■ QUESTIONS:
• 1. For each statement below, say whether it agrees with the news roundup. Give yes or no and quote the deciding words. (a) The state created its Farm-to-School program in 2008. (b) The sediment tests at Gas Works Park will run for five weeks. (c) Jim Baum is a farmer from Maple Valley.
• 2. Transcribe the news roundup between "Seattle will have" and "potentially carcinogenic muck.", inclusive.

■ DOCUMENT PASSAGE:
* * * * * * * * *
Caregiver sentenced to 31 months in jail: Effie Tutor, a former caregiver at the Houghton Lakeview home in Kirkland, was convicted of a felony for neglecting an elderly patient so badly she developed bedsores down to the bone and ultimately died. Elder abuse just makes me sad.

Local food in local schools: The state created a Farm-to-School program in 2008 “to get more local food into school cafeterias.” The program is running into difficulties: the growing season peaks during summer vacation, prices are higher, and processing saves on labor costs.

State starts earmarking lottery revenues for college scholarships: This development would sound infinitely nobler if it was not a self-conscious rip-off of the Georgia state lottery, where revenues help pay for scholarships and people buy oodles of tickets. Encouraging discretionary spending on frivolities is such a responsible thing to do in a recession.

Seattle will have its own version of the Jon Stewart rally: The guy behind it is Jim Baum, a Maple Valley farmer who was once profiled on The Daily Show. Watching a bunch of his land get reclassified as wetlands, in part to protect Bigfoot, convinced him of the futility of anger.

Some segments of Gas Works Park shut down: The state is running sediment tests for the next seven weeks. Nothing to worry about here, just potentially carcinogenic muck.
* * * * * * * * *
Document structure recognition data:

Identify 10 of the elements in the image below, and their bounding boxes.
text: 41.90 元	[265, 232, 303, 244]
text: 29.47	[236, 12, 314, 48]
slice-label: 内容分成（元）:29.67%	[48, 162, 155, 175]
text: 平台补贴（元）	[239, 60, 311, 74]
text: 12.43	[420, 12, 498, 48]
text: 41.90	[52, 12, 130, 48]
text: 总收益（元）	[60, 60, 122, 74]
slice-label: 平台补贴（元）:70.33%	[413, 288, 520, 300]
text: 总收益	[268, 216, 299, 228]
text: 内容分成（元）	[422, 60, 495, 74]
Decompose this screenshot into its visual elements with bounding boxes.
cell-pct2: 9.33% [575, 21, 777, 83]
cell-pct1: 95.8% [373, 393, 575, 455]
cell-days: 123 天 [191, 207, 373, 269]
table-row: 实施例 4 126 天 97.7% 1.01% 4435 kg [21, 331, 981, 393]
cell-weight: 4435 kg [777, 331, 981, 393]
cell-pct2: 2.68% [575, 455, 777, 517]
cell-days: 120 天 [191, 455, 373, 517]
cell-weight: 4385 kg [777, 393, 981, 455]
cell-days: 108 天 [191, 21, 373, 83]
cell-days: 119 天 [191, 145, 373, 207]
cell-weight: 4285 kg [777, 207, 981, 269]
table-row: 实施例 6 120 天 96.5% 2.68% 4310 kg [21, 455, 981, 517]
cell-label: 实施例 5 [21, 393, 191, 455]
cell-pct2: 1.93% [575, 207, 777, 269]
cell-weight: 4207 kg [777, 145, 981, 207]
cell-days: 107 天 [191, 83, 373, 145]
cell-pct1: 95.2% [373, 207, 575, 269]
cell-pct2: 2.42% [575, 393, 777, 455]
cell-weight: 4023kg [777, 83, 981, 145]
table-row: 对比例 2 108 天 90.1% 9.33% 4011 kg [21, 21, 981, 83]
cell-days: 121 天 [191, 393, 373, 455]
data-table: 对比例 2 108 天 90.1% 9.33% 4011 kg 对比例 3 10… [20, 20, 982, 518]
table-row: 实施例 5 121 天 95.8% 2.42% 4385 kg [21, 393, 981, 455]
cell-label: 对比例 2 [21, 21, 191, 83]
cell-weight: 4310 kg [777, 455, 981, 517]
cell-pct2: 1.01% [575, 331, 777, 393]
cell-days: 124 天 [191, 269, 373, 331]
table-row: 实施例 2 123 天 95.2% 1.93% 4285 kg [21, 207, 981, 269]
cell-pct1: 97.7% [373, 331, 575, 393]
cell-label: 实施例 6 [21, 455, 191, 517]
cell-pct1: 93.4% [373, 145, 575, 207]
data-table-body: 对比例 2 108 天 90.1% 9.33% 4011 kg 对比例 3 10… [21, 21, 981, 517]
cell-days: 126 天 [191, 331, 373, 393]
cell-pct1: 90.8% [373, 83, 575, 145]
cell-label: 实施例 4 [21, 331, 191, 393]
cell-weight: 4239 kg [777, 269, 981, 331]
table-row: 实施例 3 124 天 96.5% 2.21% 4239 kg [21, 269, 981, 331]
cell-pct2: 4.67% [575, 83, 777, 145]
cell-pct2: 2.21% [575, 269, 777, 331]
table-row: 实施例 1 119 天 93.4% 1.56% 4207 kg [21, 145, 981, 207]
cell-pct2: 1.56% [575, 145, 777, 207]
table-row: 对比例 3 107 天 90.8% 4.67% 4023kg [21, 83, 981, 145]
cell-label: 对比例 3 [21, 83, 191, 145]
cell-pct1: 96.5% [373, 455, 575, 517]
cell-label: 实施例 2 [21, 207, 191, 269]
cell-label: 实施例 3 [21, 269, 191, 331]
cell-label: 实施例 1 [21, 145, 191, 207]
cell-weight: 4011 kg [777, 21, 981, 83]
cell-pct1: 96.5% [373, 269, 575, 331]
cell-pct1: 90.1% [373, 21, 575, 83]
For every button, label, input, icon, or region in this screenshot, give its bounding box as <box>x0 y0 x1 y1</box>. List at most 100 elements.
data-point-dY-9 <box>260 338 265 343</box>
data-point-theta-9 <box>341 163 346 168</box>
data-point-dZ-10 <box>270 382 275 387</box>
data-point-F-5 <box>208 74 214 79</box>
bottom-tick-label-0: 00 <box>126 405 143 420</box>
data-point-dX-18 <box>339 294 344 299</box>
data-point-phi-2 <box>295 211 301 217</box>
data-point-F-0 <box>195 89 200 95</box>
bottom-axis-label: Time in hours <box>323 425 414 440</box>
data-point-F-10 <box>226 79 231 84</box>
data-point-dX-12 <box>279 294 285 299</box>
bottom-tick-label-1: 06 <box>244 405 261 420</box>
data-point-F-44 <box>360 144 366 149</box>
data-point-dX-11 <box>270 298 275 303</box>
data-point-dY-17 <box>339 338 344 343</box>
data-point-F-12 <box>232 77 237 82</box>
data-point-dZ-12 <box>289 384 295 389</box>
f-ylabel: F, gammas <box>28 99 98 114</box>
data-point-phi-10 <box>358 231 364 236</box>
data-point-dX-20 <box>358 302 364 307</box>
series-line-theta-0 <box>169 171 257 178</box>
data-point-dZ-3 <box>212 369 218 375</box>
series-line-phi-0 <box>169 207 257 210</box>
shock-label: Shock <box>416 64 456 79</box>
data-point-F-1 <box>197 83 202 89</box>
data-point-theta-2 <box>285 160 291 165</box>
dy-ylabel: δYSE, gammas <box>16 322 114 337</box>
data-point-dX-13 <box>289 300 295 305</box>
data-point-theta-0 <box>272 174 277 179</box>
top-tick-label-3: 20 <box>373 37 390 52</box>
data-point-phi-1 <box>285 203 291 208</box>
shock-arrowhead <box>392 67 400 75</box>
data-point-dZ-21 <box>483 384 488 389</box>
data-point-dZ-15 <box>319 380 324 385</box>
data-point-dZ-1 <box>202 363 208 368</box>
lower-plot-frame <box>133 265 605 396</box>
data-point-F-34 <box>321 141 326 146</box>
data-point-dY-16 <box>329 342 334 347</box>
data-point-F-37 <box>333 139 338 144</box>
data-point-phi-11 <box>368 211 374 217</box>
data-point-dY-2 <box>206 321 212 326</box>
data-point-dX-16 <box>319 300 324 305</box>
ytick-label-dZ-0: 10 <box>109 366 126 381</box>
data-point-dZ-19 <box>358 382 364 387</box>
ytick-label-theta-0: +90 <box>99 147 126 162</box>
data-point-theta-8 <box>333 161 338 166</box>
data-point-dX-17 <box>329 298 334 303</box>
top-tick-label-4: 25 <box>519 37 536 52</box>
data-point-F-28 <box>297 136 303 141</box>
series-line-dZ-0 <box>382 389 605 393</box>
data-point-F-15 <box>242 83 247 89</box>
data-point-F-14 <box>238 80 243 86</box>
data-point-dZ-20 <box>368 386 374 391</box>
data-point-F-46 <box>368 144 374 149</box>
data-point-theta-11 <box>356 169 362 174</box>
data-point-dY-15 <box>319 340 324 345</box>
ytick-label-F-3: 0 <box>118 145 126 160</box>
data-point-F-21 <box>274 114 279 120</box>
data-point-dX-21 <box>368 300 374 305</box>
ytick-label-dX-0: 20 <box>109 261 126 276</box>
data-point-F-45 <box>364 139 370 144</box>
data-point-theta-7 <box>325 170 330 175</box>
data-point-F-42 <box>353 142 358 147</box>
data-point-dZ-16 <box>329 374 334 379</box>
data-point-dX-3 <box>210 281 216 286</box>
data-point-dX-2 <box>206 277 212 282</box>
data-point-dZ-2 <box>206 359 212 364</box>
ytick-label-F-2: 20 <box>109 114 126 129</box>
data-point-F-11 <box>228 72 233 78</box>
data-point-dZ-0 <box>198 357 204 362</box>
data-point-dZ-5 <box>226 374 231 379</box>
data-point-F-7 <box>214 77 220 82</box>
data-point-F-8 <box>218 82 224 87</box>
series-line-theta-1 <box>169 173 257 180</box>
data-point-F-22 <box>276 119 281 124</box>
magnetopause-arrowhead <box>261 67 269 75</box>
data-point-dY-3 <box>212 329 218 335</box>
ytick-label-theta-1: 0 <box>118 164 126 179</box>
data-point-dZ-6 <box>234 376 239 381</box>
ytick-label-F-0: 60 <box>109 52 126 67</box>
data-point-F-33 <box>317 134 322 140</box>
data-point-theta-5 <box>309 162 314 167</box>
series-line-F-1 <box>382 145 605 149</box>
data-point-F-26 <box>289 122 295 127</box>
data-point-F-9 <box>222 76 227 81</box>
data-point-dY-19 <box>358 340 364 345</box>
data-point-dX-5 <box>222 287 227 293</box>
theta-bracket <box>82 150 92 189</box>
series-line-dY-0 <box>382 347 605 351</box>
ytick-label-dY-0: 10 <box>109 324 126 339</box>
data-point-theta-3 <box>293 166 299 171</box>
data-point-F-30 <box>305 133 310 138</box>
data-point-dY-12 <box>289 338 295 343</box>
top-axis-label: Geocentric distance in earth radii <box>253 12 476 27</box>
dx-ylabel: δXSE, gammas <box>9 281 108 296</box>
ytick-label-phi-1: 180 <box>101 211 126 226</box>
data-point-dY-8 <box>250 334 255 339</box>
* * * * * * * * *
■ ANSWERS TO THE EXERCISES:
• 1.
(a) Yes: "The state created a Farm-to-School program in 2008"
(b) No: "The state is running sediment tests for the next seven weeks."
(c) Yes: "Jim Baum, a Maple Valley farmer"

• 2.
Seattle will have its own version of the Jon Stewart rally: The guy behind it is Jim Baum, a Maple Valley farmer who was once profiled on The Daily Show. Watching a bunch of his land get reclassified as wetlands, in part to protect Bigfoot, convinced him of the futility of anger.

Some segments of Gas Works Park shut down: The state is running sediment tests for the next seven weeks. Nothing to worry about here, just potentially carcinogenic muck.